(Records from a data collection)
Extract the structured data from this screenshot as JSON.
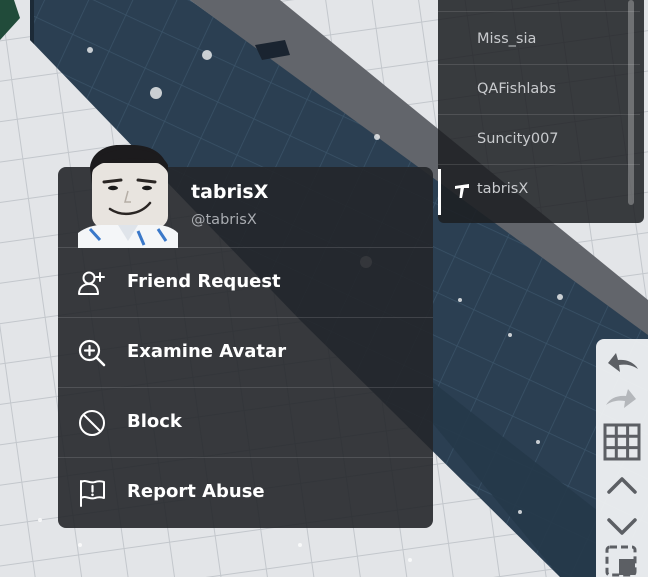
{
  "player_list": {
    "players": [
      {
        "name": "Miss_sia"
      },
      {
        "name": "QAFishlabs"
      },
      {
        "name": "Suncity007"
      },
      {
        "name": "tabrisX",
        "selected": true,
        "icon": "hammer-icon"
      }
    ]
  },
  "context_menu": {
    "display_name": "tabrisX",
    "username": "@tabrisX",
    "items": [
      {
        "label": "Friend Request",
        "icon": "add-friend-icon"
      },
      {
        "label": "Examine Avatar",
        "icon": "zoom-in-icon"
      },
      {
        "label": "Block",
        "icon": "block-icon"
      },
      {
        "label": "Report Abuse",
        "icon": "flag-icon"
      }
    ]
  },
  "toolbar": {
    "buttons": [
      "undo-icon",
      "redo-icon",
      "grid-icon",
      "chevron-up-icon",
      "chevron-down-icon",
      "select-icon"
    ]
  },
  "colors": {
    "menu_bg": "#24262a",
    "text_primary": "#ffffff",
    "text_secondary": "#a9acb1",
    "toolbar_bg": "#eef0f3"
  }
}
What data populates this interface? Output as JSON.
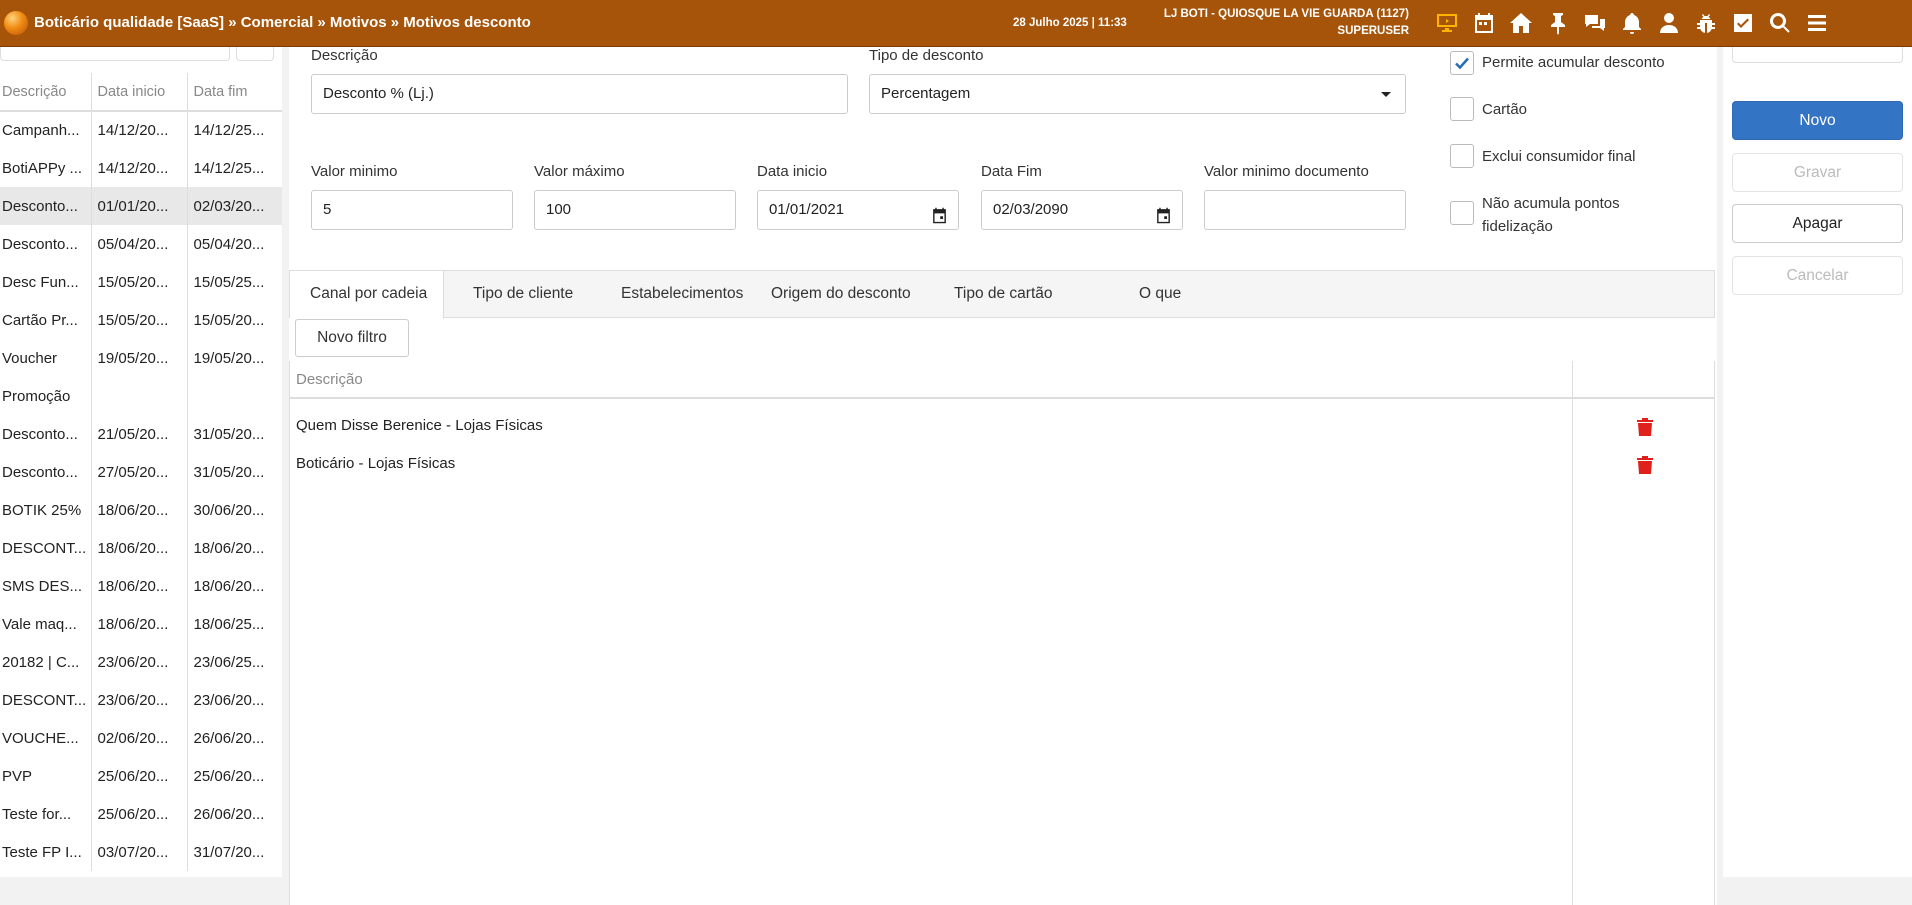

■ Description of the task
Make an exact copy of every entry above, minus the images.

■ Correct answer
Extract the structured data from this screenshot as JSON.
{
  "player_list": {
    "players": [
      {
        "name": "Miss_sia"
      },
      {
        "name": "QAFishlabs"
      },
      {
        "name": "Suncity007"
      },
      {
        "name": "tabrisX",
        "selected": true,
        "icon": "hammer-icon"
      }
    ]
  },
  "context_menu": {
    "display_name": "tabrisX",
    "username": "@tabrisX",
    "items": [
      {
        "label": "Friend Request",
        "icon": "add-friend-icon"
      },
      {
        "label": "Examine Avatar",
        "icon": "zoom-in-icon"
      },
      {
        "label": "Block",
        "icon": "block-icon"
      },
      {
        "label": "Report Abuse",
        "icon": "flag-icon"
      }
    ]
  },
  "toolbar": {
    "buttons": [
      "undo-icon",
      "redo-icon",
      "grid-icon",
      "chevron-up-icon",
      "chevron-down-icon",
      "select-icon"
    ]
  },
  "colors": {
    "menu_bg": "#24262a",
    "text_primary": "#ffffff",
    "text_secondary": "#a9acb1",
    "toolbar_bg": "#eef0f3"
  }
}
What data populates this interface? Output as JSON.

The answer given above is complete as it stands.